● **GIVEN ENTRIES**

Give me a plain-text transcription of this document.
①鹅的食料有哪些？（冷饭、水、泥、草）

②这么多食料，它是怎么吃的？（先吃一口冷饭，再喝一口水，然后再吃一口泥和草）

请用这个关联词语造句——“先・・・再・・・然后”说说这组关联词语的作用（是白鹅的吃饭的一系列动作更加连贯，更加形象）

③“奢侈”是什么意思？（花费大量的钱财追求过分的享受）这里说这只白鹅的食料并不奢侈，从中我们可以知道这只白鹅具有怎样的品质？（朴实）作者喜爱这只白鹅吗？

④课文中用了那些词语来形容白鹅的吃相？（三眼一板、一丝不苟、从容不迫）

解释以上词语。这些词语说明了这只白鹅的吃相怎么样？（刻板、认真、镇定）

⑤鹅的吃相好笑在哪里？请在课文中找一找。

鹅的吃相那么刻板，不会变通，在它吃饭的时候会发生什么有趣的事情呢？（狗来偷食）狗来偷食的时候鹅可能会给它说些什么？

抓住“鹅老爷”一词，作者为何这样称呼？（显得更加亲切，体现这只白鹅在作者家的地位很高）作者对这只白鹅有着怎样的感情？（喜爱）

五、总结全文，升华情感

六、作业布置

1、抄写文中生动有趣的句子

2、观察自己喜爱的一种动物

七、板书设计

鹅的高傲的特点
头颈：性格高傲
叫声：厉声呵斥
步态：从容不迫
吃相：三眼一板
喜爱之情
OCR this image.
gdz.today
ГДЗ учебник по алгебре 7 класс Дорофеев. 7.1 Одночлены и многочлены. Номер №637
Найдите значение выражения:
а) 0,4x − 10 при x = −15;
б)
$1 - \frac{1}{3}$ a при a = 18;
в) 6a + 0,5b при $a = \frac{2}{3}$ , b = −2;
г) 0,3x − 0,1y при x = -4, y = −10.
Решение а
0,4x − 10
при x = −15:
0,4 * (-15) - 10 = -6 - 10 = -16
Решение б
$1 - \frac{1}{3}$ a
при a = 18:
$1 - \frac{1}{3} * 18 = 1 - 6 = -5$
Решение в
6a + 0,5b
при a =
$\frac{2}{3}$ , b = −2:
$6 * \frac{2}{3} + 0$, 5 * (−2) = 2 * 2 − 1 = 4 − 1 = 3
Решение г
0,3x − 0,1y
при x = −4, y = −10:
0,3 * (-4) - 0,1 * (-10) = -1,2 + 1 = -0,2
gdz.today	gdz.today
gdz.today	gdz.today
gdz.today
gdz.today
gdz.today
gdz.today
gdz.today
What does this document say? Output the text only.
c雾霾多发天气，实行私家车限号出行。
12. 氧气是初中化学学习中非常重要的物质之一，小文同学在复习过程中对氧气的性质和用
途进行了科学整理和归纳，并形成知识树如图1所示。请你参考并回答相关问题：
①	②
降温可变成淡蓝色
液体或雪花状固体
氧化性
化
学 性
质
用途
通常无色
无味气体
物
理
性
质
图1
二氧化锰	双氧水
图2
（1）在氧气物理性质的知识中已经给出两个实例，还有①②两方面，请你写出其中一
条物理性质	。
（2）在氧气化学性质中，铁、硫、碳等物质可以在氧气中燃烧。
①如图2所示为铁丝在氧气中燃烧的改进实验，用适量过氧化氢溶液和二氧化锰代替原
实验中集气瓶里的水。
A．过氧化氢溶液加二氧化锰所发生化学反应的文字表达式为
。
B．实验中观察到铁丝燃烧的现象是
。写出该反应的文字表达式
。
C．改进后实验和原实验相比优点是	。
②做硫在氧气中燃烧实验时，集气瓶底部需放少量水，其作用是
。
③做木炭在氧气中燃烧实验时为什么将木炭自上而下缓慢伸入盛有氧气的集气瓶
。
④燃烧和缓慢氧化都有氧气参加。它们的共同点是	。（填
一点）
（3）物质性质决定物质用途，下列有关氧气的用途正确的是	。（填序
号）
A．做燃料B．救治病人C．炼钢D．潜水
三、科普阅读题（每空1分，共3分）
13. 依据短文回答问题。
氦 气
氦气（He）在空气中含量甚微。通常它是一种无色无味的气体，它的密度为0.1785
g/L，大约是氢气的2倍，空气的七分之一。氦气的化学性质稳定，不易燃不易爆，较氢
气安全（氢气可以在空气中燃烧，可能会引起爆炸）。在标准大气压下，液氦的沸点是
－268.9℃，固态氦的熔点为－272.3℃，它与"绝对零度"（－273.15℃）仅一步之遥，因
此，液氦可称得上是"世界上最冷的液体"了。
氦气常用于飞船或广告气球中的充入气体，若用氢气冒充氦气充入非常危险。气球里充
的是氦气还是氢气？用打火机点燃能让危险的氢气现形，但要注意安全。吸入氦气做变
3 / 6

● **STATED EXERCISE**
Pull out all lines from the entries above in which the word "text" appears.

● **TASK RESPONSE**
Give me a plain-text transcription of this document.
What does this document say? Output the text only.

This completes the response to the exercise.